**Element location data:**
════════════════════
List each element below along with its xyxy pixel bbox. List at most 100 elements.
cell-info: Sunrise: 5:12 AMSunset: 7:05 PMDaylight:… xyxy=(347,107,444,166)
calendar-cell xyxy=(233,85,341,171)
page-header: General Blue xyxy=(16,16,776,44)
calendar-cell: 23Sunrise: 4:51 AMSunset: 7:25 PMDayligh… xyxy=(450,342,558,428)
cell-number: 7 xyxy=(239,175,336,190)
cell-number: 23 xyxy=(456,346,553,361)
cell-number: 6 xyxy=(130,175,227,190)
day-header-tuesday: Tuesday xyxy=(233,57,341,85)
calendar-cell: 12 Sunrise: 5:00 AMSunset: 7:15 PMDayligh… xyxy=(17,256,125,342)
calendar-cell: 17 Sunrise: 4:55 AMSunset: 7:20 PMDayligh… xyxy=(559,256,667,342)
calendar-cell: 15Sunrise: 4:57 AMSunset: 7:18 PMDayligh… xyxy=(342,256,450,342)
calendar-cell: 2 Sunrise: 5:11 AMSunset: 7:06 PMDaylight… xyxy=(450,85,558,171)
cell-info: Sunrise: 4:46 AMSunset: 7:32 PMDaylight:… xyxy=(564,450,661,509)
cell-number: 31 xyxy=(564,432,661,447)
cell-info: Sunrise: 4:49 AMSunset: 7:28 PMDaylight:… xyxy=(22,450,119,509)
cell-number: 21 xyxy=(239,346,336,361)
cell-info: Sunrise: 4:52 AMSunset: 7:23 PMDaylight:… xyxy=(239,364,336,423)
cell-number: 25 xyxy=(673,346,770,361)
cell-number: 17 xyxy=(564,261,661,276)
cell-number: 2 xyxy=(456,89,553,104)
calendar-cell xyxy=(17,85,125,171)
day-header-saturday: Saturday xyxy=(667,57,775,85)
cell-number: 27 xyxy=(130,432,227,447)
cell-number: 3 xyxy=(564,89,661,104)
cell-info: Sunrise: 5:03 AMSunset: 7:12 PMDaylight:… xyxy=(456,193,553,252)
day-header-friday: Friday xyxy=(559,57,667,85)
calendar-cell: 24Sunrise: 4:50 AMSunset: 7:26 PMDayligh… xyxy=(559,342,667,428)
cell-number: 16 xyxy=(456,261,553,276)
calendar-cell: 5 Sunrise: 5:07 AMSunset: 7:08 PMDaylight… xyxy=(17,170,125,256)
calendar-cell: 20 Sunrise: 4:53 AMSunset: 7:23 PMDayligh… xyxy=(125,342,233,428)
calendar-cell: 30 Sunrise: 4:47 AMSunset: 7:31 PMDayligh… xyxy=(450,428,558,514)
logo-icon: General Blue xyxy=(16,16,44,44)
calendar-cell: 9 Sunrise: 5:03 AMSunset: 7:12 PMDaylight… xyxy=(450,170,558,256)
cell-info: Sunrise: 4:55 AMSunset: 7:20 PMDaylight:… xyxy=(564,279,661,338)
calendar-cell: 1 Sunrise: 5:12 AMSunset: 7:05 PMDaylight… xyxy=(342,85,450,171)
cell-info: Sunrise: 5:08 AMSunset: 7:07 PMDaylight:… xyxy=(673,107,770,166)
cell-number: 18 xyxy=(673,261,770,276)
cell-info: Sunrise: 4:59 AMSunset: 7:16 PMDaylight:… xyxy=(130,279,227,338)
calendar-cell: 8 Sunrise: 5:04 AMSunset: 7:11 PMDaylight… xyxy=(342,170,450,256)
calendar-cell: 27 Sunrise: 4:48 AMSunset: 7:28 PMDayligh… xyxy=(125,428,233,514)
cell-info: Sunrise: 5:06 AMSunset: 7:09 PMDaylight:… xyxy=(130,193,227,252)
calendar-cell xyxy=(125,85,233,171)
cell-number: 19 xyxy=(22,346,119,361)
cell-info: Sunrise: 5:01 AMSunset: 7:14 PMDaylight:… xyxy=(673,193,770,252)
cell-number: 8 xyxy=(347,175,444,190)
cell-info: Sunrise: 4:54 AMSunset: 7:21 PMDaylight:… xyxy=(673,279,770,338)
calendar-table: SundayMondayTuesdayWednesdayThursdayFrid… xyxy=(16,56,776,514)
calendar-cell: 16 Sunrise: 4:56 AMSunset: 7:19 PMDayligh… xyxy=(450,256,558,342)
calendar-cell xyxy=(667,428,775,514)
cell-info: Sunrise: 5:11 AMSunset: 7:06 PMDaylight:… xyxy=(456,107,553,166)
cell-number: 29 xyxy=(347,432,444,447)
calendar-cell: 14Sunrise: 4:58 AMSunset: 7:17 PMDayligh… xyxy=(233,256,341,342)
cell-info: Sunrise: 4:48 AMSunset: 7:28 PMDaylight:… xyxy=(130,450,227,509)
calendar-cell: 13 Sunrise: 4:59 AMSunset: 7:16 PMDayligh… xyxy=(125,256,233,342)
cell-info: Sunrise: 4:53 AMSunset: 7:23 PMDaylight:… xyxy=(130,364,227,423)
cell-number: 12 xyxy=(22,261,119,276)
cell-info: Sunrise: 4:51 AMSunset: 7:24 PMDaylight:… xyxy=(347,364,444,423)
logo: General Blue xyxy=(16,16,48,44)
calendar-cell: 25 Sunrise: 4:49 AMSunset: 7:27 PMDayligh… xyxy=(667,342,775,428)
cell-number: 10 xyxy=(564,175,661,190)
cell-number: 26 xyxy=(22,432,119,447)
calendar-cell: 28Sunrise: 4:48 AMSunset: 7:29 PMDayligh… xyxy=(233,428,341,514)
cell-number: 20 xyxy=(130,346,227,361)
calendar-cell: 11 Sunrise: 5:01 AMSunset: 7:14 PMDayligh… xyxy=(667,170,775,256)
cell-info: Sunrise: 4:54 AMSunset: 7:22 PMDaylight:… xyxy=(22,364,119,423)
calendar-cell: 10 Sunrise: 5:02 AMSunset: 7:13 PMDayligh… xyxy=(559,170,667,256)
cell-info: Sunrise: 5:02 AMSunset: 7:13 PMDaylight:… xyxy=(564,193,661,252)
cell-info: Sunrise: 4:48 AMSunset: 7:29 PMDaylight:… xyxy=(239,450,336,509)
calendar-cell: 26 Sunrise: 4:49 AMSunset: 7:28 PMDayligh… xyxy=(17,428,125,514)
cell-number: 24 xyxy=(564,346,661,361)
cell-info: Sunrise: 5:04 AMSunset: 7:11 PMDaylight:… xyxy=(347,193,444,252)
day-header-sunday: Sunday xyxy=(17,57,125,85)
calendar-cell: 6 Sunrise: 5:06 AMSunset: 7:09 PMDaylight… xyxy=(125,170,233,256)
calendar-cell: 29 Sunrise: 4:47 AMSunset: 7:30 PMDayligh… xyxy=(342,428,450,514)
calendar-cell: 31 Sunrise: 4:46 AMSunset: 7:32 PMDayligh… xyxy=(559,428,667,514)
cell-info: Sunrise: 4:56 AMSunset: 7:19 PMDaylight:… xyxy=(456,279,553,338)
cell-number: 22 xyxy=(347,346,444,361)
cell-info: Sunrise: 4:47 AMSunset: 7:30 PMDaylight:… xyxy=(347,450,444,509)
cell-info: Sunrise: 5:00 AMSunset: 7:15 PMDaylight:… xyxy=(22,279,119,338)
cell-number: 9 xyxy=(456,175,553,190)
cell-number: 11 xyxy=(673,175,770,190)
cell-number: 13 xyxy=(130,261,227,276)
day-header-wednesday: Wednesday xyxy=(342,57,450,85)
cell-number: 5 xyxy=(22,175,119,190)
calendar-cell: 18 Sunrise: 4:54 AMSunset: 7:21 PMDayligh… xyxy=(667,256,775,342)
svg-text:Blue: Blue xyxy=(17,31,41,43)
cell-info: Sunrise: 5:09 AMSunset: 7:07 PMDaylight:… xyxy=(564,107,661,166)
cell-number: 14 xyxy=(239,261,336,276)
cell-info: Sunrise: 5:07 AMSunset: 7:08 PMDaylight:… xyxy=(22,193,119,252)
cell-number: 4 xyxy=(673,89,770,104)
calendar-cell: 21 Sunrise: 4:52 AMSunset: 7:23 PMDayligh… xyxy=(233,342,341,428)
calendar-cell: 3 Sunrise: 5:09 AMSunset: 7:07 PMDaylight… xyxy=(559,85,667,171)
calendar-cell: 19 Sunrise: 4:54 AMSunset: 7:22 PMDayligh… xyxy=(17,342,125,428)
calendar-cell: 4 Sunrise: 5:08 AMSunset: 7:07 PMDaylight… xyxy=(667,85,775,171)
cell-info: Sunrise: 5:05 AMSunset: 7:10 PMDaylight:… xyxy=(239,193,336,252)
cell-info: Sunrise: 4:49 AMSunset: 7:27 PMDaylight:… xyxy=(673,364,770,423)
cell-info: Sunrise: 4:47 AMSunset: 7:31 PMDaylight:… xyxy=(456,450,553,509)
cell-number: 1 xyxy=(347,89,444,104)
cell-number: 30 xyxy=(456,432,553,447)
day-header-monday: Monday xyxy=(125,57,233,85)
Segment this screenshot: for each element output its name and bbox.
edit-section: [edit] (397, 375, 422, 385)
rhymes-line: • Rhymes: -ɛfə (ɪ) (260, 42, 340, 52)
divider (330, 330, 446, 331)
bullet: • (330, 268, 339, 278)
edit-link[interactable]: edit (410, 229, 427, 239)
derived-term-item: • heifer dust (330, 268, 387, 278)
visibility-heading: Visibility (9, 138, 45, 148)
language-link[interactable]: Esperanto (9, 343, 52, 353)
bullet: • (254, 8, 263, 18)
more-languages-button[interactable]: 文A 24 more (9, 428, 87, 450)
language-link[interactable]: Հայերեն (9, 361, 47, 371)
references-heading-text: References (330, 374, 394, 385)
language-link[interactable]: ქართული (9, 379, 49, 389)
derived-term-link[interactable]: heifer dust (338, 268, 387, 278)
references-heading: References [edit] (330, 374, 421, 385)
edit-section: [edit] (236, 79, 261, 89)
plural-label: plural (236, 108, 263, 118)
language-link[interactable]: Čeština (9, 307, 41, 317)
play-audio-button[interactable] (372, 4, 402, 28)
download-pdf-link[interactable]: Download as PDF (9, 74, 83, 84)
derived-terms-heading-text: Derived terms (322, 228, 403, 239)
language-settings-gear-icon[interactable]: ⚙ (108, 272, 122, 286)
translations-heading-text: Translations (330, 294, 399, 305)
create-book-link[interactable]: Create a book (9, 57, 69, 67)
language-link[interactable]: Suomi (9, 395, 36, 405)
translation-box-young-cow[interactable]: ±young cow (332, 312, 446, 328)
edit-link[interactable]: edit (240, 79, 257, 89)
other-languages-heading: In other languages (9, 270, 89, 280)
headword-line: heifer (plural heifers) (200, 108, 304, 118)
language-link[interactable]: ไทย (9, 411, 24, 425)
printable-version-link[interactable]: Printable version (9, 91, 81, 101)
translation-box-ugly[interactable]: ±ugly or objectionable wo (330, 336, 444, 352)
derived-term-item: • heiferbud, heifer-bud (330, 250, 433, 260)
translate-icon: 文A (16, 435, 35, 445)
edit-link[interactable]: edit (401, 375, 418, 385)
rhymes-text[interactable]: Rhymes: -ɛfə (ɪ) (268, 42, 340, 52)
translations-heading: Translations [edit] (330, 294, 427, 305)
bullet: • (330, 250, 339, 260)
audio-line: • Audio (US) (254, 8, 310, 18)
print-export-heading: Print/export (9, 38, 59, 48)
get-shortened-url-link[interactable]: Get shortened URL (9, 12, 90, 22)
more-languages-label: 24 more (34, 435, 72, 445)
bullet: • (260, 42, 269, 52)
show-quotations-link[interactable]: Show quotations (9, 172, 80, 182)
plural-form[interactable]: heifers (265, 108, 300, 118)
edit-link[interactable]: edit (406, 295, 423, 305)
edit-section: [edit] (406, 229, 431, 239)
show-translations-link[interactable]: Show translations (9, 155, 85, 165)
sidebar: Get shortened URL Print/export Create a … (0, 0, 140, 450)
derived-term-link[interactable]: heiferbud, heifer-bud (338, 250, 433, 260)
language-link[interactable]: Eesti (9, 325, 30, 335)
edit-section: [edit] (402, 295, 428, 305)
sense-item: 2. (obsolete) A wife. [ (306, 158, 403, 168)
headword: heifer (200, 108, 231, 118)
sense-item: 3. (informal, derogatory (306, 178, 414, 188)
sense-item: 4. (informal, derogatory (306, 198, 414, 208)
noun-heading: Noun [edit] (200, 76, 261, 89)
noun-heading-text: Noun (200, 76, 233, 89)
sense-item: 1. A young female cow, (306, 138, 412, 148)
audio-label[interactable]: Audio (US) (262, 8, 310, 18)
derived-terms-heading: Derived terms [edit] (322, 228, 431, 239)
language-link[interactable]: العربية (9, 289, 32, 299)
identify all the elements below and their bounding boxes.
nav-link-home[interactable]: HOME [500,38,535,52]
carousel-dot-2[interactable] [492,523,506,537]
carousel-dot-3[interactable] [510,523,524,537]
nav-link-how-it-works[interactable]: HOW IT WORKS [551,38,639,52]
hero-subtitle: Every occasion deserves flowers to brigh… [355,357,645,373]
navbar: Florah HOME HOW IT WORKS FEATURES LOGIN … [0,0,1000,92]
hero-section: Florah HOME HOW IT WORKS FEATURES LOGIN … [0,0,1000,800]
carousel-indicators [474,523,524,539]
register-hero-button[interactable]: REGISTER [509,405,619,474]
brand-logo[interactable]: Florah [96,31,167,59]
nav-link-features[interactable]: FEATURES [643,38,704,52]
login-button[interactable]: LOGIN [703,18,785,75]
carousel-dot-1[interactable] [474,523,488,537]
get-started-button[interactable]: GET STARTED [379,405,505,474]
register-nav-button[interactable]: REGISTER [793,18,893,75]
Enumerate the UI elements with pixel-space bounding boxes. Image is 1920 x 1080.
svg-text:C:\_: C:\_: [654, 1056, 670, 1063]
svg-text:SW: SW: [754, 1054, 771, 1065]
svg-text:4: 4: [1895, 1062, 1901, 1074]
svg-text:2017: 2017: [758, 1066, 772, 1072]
════════════════════
**Your goal:** Rewrite the rows from the first one through the line with "cell-number: 21 xyxy=(239,346,336,361)", including both ends, with "page-header" changed to "title-header" and everything else left the same.

**Task result:**
List each element below along with its xyxy pixel bbox. List at most 100 elements.
cell-info: Sunrise: 5:12 AMSunset: 7:05 PMDaylight:… xyxy=(347,107,444,166)
calendar-cell xyxy=(233,85,341,171)
title-header: General Blue xyxy=(16,16,776,44)
calendar-cell: 23Sunrise: 4:51 AMSunset: 7:25 PMDayligh… xyxy=(450,342,558,428)
cell-number: 7 xyxy=(239,175,336,190)
cell-number: 23 xyxy=(456,346,553,361)
cell-number: 6 xyxy=(130,175,227,190)
day-header-tuesday: Tuesday xyxy=(233,57,341,85)
calendar-cell: 12 Sunrise: 5:00 AMSunset: 7:15 PMDayligh… xyxy=(17,256,125,342)
calendar-cell: 17 Sunrise: 4:55 AMSunset: 7:20 PMDayligh… xyxy=(559,256,667,342)
calendar-cell: 15Sunrise: 4:57 AMSunset: 7:18 PMDayligh… xyxy=(342,256,450,342)
calendar-cell: 2 Sunrise: 5:11 AMSunset: 7:06 PMDaylight… xyxy=(450,85,558,171)
cell-info: Sunrise: 4:46 AMSunset: 7:32 PMDaylight:… xyxy=(564,450,661,509)
cell-number: 31 xyxy=(564,432,661,447)
cell-info: Sunrise: 4:49 AMSunset: 7:28 PMDaylight:… xyxy=(22,450,119,509)
cell-number: 21 xyxy=(239,346,336,361)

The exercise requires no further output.